TASK STATEMENT -> What number of lines in the material contain the word "data"? Give that number alone.

SUPPLIED ENTRIES ->
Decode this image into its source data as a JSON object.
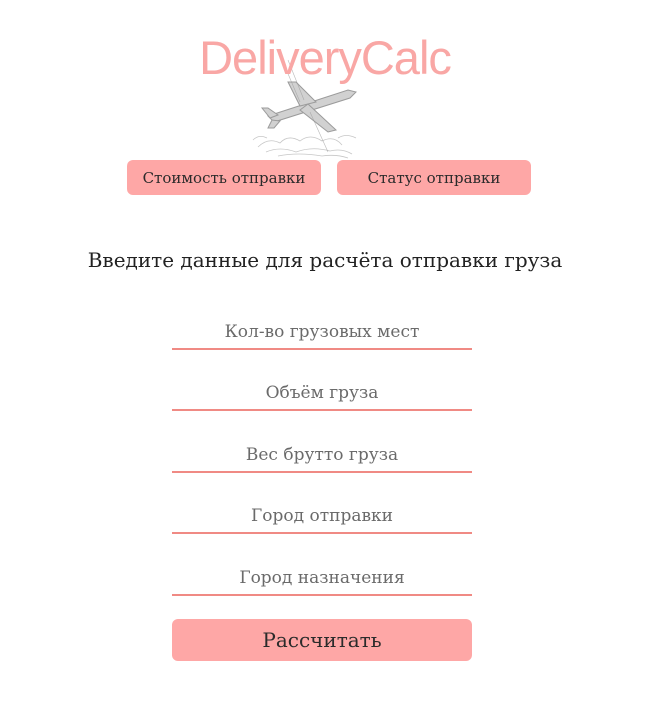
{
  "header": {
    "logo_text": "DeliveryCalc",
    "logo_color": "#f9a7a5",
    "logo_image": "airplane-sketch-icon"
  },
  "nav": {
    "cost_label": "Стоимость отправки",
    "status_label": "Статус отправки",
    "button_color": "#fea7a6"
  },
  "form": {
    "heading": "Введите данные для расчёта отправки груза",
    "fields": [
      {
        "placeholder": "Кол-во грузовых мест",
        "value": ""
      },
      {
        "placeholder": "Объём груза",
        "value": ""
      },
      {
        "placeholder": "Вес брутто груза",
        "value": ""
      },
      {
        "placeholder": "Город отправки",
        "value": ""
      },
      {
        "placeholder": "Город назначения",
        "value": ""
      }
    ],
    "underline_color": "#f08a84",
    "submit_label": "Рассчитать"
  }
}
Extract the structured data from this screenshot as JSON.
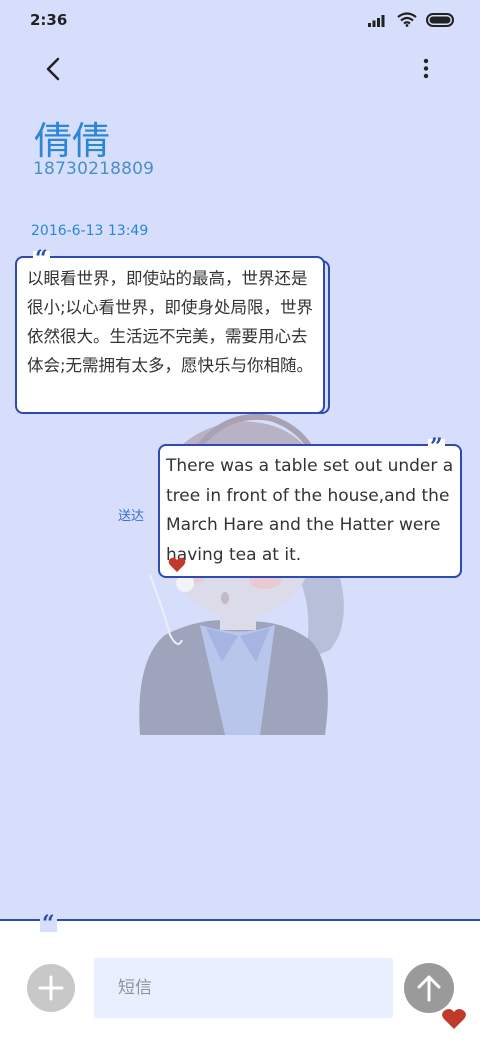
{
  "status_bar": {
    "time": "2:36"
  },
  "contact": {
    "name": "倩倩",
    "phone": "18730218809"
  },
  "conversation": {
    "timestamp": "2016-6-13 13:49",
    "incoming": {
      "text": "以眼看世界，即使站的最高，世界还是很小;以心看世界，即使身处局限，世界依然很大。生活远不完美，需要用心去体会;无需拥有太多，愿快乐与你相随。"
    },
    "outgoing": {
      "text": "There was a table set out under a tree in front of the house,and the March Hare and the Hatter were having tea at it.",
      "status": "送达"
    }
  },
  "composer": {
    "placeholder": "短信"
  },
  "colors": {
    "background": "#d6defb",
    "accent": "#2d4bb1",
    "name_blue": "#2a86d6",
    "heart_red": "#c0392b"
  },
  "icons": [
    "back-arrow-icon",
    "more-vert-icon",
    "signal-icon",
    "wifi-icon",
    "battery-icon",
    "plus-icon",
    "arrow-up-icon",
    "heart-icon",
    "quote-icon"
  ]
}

...

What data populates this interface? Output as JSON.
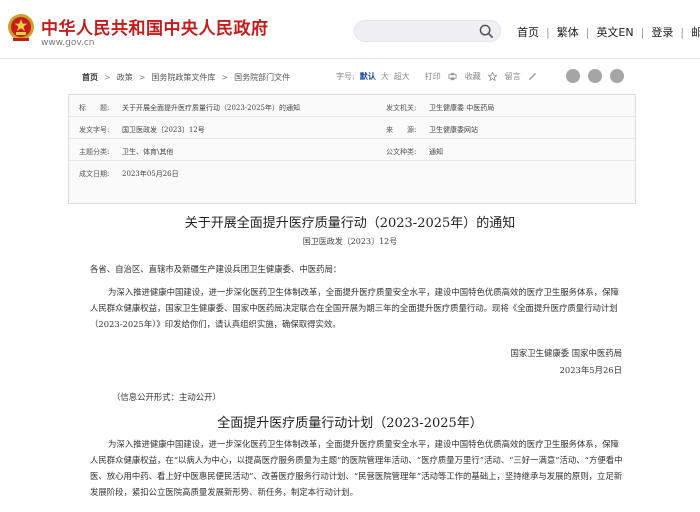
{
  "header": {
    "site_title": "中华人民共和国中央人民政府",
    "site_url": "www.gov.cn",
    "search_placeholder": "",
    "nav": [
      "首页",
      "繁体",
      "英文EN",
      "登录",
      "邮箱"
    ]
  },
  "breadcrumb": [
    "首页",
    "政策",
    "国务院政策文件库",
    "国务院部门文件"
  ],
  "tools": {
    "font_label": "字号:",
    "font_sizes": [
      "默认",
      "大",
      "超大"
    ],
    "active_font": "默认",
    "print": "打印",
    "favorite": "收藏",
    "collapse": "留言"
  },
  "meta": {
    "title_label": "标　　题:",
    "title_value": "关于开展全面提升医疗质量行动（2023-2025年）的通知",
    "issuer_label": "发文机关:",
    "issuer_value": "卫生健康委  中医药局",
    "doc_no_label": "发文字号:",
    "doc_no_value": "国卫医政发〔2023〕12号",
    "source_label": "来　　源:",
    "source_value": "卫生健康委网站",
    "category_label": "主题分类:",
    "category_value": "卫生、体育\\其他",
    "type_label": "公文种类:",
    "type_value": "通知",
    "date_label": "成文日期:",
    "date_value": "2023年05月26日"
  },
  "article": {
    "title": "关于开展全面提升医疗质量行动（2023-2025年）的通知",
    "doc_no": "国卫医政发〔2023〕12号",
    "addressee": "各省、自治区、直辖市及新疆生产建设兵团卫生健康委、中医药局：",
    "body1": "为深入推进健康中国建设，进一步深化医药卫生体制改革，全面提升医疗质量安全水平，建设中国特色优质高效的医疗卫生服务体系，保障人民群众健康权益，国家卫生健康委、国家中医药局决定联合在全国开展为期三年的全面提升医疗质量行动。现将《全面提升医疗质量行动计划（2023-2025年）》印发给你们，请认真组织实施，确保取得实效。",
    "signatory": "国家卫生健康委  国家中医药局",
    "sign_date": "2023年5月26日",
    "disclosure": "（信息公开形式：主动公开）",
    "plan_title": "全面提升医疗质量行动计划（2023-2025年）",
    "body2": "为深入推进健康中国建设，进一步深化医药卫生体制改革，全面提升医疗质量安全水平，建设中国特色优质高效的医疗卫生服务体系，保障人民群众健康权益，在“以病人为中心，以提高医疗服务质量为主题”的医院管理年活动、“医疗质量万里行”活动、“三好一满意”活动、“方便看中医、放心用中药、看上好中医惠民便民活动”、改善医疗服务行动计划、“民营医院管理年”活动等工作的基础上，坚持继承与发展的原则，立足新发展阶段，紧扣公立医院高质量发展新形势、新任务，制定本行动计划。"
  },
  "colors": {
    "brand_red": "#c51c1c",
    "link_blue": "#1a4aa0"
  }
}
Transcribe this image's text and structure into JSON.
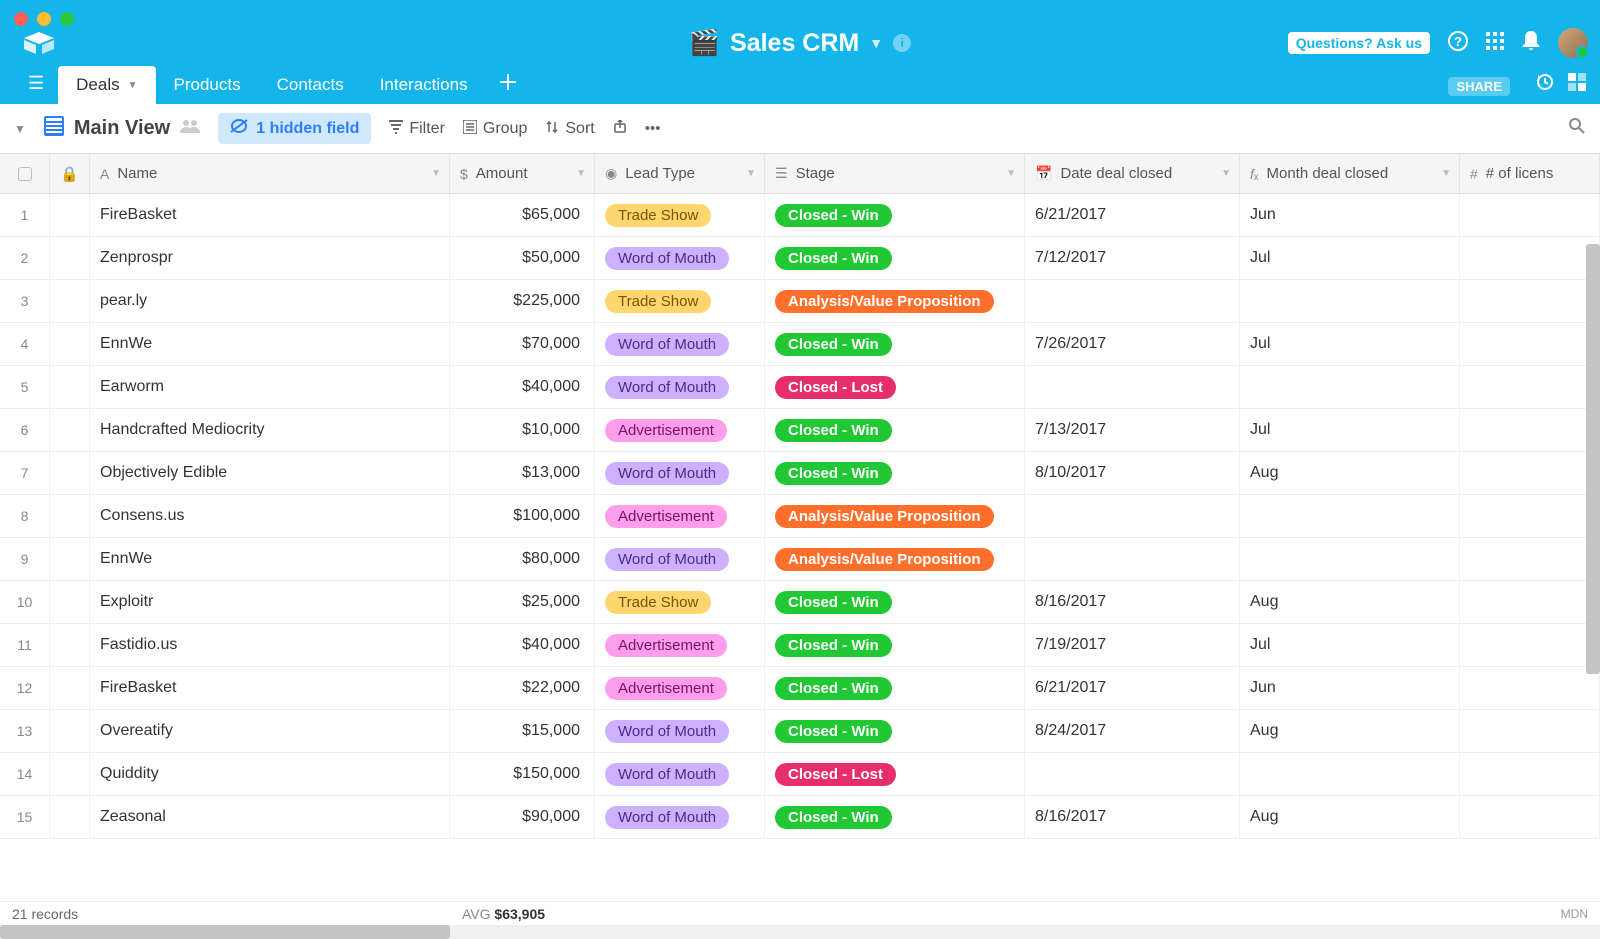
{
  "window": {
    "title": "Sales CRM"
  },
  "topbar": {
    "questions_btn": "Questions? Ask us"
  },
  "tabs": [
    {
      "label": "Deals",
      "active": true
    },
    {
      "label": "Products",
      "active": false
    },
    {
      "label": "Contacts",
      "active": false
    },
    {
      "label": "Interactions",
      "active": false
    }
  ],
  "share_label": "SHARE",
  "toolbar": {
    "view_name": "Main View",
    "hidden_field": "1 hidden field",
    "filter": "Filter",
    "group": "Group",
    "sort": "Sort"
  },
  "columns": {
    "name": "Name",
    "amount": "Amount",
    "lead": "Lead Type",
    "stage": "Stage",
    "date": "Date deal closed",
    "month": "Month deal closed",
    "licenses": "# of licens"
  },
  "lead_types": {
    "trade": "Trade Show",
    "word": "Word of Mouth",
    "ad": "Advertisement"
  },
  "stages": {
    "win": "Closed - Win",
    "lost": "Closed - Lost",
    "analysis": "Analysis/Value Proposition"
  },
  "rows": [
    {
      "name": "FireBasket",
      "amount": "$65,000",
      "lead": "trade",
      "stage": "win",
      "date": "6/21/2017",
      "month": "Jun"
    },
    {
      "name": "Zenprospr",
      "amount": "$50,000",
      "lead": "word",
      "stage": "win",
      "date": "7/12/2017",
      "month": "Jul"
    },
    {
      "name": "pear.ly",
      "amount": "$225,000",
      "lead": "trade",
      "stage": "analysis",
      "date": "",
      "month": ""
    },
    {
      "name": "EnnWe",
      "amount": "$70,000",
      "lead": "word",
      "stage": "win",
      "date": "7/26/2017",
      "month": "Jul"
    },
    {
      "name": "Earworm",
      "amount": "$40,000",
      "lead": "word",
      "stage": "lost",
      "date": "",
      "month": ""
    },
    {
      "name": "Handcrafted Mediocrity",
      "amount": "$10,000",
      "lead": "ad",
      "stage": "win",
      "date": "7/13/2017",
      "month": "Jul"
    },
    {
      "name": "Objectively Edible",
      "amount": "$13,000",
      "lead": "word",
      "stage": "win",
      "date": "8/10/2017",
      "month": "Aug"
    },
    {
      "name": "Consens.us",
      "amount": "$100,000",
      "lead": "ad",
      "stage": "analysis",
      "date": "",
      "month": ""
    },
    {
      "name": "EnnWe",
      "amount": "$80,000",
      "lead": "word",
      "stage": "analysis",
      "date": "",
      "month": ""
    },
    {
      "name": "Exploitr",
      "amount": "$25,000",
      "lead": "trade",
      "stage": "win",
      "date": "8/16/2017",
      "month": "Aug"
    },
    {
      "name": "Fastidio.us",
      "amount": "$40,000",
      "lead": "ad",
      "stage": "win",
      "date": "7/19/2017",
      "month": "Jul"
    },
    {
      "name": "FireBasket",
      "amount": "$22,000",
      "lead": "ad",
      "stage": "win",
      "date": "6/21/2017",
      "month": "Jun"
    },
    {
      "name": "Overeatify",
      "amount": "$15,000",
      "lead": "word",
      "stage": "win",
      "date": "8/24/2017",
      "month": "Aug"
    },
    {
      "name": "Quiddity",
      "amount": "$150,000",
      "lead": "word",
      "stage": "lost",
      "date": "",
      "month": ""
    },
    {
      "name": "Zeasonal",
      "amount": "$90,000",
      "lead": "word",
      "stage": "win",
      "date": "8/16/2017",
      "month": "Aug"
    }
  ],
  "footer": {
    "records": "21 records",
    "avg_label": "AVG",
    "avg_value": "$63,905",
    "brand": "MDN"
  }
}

RESULT FOR THIS EXERCISE -> 3